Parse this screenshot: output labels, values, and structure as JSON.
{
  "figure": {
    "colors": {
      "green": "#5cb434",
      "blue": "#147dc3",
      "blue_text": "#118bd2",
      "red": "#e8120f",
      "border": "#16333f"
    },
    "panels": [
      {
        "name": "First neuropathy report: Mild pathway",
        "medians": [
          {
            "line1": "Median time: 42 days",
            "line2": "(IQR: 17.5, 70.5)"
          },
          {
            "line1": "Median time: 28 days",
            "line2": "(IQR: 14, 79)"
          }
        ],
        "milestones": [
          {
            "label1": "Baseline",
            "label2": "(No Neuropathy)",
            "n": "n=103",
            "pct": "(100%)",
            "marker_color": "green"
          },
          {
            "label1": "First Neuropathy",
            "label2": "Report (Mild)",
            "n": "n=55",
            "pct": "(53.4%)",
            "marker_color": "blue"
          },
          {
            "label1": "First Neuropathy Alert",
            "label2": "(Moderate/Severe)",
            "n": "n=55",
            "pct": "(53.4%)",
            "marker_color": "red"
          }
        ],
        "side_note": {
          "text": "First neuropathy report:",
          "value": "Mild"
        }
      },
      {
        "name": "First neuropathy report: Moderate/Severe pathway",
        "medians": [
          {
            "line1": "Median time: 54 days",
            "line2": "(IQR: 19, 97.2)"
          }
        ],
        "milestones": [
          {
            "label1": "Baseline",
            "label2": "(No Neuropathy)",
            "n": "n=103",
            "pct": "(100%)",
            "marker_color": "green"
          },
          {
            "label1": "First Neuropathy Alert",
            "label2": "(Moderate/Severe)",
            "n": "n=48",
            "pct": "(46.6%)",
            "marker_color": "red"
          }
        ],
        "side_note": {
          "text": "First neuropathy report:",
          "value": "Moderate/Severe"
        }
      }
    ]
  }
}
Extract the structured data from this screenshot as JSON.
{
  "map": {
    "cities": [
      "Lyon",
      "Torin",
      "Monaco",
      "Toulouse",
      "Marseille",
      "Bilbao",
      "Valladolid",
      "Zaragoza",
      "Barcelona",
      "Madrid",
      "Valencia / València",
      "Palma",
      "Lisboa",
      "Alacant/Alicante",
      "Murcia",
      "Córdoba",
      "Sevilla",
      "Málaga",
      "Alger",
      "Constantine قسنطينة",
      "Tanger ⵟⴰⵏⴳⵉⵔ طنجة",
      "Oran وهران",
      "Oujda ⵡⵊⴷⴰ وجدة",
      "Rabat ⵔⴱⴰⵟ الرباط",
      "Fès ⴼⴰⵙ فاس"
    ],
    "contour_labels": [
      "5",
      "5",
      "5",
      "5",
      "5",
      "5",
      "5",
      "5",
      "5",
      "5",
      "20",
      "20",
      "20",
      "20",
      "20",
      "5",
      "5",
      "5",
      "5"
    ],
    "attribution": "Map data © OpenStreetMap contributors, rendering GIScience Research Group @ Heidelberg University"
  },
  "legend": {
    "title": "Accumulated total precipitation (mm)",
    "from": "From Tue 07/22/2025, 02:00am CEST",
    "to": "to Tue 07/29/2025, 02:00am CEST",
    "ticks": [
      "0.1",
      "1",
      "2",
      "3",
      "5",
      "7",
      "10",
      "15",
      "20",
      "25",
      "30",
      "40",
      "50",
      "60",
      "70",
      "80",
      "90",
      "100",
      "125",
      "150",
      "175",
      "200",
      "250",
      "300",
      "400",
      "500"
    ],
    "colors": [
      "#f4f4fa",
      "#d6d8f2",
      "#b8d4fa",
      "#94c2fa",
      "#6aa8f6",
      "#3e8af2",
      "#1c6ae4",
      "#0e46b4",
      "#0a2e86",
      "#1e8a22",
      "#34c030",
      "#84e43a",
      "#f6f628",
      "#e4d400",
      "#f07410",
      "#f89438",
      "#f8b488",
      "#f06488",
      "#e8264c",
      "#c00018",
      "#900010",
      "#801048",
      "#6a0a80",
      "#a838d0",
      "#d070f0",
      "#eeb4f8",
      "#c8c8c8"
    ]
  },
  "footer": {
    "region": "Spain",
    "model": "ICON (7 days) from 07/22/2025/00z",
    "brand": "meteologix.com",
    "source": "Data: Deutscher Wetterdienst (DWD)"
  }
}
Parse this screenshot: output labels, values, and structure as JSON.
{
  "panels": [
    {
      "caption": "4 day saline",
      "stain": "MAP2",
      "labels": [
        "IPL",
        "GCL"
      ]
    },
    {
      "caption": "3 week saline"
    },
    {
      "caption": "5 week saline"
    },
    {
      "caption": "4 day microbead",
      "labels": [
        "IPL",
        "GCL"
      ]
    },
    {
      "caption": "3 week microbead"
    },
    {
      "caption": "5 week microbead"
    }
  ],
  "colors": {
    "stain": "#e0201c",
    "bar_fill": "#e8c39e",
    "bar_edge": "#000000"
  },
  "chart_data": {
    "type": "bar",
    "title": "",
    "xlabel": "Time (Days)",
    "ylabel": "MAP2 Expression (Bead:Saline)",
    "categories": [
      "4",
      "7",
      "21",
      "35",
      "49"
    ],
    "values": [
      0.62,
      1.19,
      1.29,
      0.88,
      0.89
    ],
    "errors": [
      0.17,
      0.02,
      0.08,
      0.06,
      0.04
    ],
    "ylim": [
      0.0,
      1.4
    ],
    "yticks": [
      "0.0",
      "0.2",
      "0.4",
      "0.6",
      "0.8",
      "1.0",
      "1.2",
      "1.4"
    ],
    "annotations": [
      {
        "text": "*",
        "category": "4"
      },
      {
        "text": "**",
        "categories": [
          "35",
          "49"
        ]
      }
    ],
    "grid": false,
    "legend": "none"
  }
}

Stated task:
Repeat the data exactly. Leave nothing out.

Reply:
Parse this screenshot: output labels, values, and structure as JSON.
{
  "figure": {
    "colors": {
      "green": "#5cb434",
      "blue": "#147dc3",
      "blue_text": "#118bd2",
      "red": "#e8120f",
      "border": "#16333f"
    },
    "panels": [
      {
        "name": "First neuropathy report: Mild pathway",
        "medians": [
          {
            "line1": "Median time: 42 days",
            "line2": "(IQR: 17.5, 70.5)"
          },
          {
            "line1": "Median time: 28 days",
            "line2": "(IQR: 14, 79)"
          }
        ],
        "milestones": [
          {
            "label1": "Baseline",
            "label2": "(No Neuropathy)",
            "n": "n=103",
            "pct": "(100%)",
            "marker_color": "green"
          },
          {
            "label1": "First Neuropathy",
            "label2": "Report (Mild)",
            "n": "n=55",
            "pct": "(53.4%)",
            "marker_color": "blue"
          },
          {
            "label1": "First Neuropathy Alert",
            "label2": "(Moderate/Severe)",
            "n": "n=55",
            "pct": "(53.4%)",
            "marker_color": "red"
          }
        ],
        "side_note": {
          "text": "First neuropathy report:",
          "value": "Mild"
        }
      },
      {
        "name": "First neuropathy report: Moderate/Severe pathway",
        "medians": [
          {
            "line1": "Median time: 54 days",
            "line2": "(IQR: 19, 97.2)"
          }
        ],
        "milestones": [
          {
            "label1": "Baseline",
            "label2": "(No Neuropathy)",
            "n": "n=103",
            "pct": "(100%)",
            "marker_color": "green"
          },
          {
            "label1": "First Neuropathy Alert",
            "label2": "(Moderate/Severe)",
            "n": "n=48",
            "pct": "(46.6%)",
            "marker_color": "red"
          }
        ],
        "side_note": {
          "text": "First neuropathy report:",
          "value": "Moderate/Severe"
        }
      }
    ]
  }
}
Extract the structured data from this screenshot as JSON.
{
  "map": {
    "cities": [
      "Lyon",
      "Torin",
      "Monaco",
      "Toulouse",
      "Marseille",
      "Bilbao",
      "Valladolid",
      "Zaragoza",
      "Barcelona",
      "Madrid",
      "Valencia / València",
      "Palma",
      "Lisboa",
      "Alacant/Alicante",
      "Murcia",
      "Córdoba",
      "Sevilla",
      "Málaga",
      "Alger",
      "Constantine قسنطينة",
      "Tanger ⵟⴰⵏⴳⵉⵔ طنجة",
      "Oran وهران",
      "Oujda ⵡⵊⴷⴰ وجدة",
      "Rabat ⵔⴱⴰⵟ الرباط",
      "Fès ⴼⴰⵙ فاس"
    ],
    "contour_labels": [
      "5",
      "5",
      "5",
      "5",
      "5",
      "5",
      "5",
      "5",
      "5",
      "5",
      "20",
      "20",
      "20",
      "20",
      "20",
      "5",
      "5",
      "5",
      "5"
    ],
    "attribution": "Map data © OpenStreetMap contributors, rendering GIScience Research Group @ Heidelberg University"
  },
  "legend": {
    "title": "Accumulated total precipitation (mm)",
    "from": "From Tue 07/22/2025, 02:00am CEST",
    "to": "to Tue 07/29/2025, 02:00am CEST",
    "ticks": [
      "0.1",
      "1",
      "2",
      "3",
      "5",
      "7",
      "10",
      "15",
      "20",
      "25",
      "30",
      "40",
      "50",
      "60",
      "70",
      "80",
      "90",
      "100",
      "125",
      "150",
      "175",
      "200",
      "250",
      "300",
      "400",
      "500"
    ],
    "colors": [
      "#f4f4fa",
      "#d6d8f2",
      "#b8d4fa",
      "#94c2fa",
      "#6aa8f6",
      "#3e8af2",
      "#1c6ae4",
      "#0e46b4",
      "#0a2e86",
      "#1e8a22",
      "#34c030",
      "#84e43a",
      "#f6f628",
      "#e4d400",
      "#f07410",
      "#f89438",
      "#f8b488",
      "#f06488",
      "#e8264c",
      "#c00018",
      "#900010",
      "#801048",
      "#6a0a80",
      "#a838d0",
      "#d070f0",
      "#eeb4f8",
      "#c8c8c8"
    ]
  },
  "footer": {
    "region": "Spain",
    "model": "ICON (7 days) from 07/22/2025/00z",
    "brand": "meteologix.com",
    "source": "Data: Deutscher Wetterdienst (DWD)"
  }
}
Parse this screenshot: output labels, values, and structure as JSON.
{
  "panels": [
    {
      "caption": "4 day saline",
      "stain": "MAP2",
      "labels": [
        "IPL",
        "GCL"
      ]
    },
    {
      "caption": "3 week saline"
    },
    {
      "caption": "5 week saline"
    },
    {
      "caption": "4 day microbead",
      "labels": [
        "IPL",
        "GCL"
      ]
    },
    {
      "caption": "3 week microbead"
    },
    {
      "caption": "5 week microbead"
    }
  ],
  "colors": {
    "stain": "#e0201c",
    "bar_fill": "#e8c39e",
    "bar_edge": "#000000"
  },
  "chart_data": {
    "type": "bar",
    "title": "",
    "xlabel": "Time (Days)",
    "ylabel": "MAP2 Expression (Bead:Saline)",
    "categories": [
      "4",
      "7",
      "21",
      "35",
      "49"
    ],
    "values": [
      0.62,
      1.19,
      1.29,
      0.88,
      0.89
    ],
    "errors": [
      0.17,
      0.02,
      0.08,
      0.06,
      0.04
    ],
    "ylim": [
      0.0,
      1.4
    ],
    "yticks": [
      "0.0",
      "0.2",
      "0.4",
      "0.6",
      "0.8",
      "1.0",
      "1.2",
      "1.4"
    ],
    "annotations": [
      {
        "text": "*",
        "category": "4"
      },
      {
        "text": "**",
        "categories": [
          "35",
          "49"
        ]
      }
    ],
    "grid": false,
    "legend": "none"
  }
}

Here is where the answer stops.